>> start RECORDED INFORMATION
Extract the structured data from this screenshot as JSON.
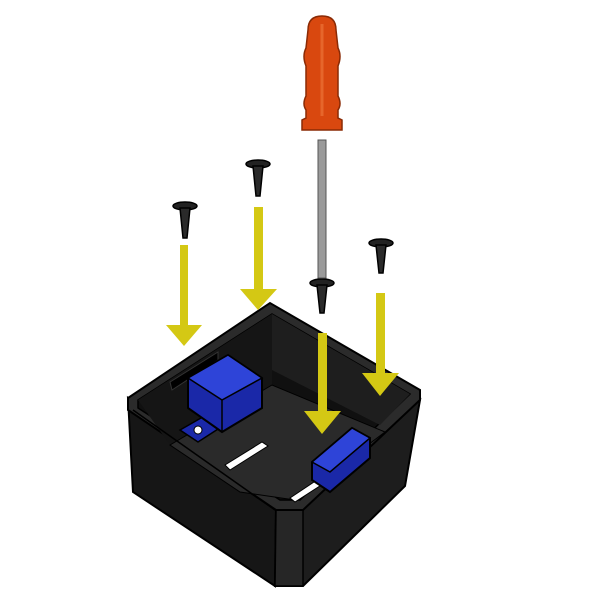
{
  "illustration": {
    "colors": {
      "background": "#ffffff",
      "housing": "#1b1b1b",
      "housing_edge": "#000000",
      "floor": "#2a2a2a",
      "servo": "#1a28a8",
      "servo_highlight": "#2e44d8",
      "arrow": "#d4c814",
      "screw": "#222222",
      "screwdriver_handle": "#d9480f",
      "screwdriver_shaft": "#9a9a9a",
      "slot": "#ffffff"
    },
    "icons": [
      "screwdriver-icon",
      "screw-icon",
      "down-arrow-icon",
      "servo-motor-icon",
      "enclosure-box-icon"
    ],
    "screw_count": 4,
    "arrow_count": 4
  }
}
>> end RECORDED INFORMATION
TASK TO CARRY OUT
Restate the data above word for word. Skip every picture.

ANSWER BELOW
Extract the structured data from this screenshot as JSON.
{
  "illustration": {
    "colors": {
      "background": "#ffffff",
      "housing": "#1b1b1b",
      "housing_edge": "#000000",
      "floor": "#2a2a2a",
      "servo": "#1a28a8",
      "servo_highlight": "#2e44d8",
      "arrow": "#d4c814",
      "screw": "#222222",
      "screwdriver_handle": "#d9480f",
      "screwdriver_shaft": "#9a9a9a",
      "slot": "#ffffff"
    },
    "icons": [
      "screwdriver-icon",
      "screw-icon",
      "down-arrow-icon",
      "servo-motor-icon",
      "enclosure-box-icon"
    ],
    "screw_count": 4,
    "arrow_count": 4
  }
}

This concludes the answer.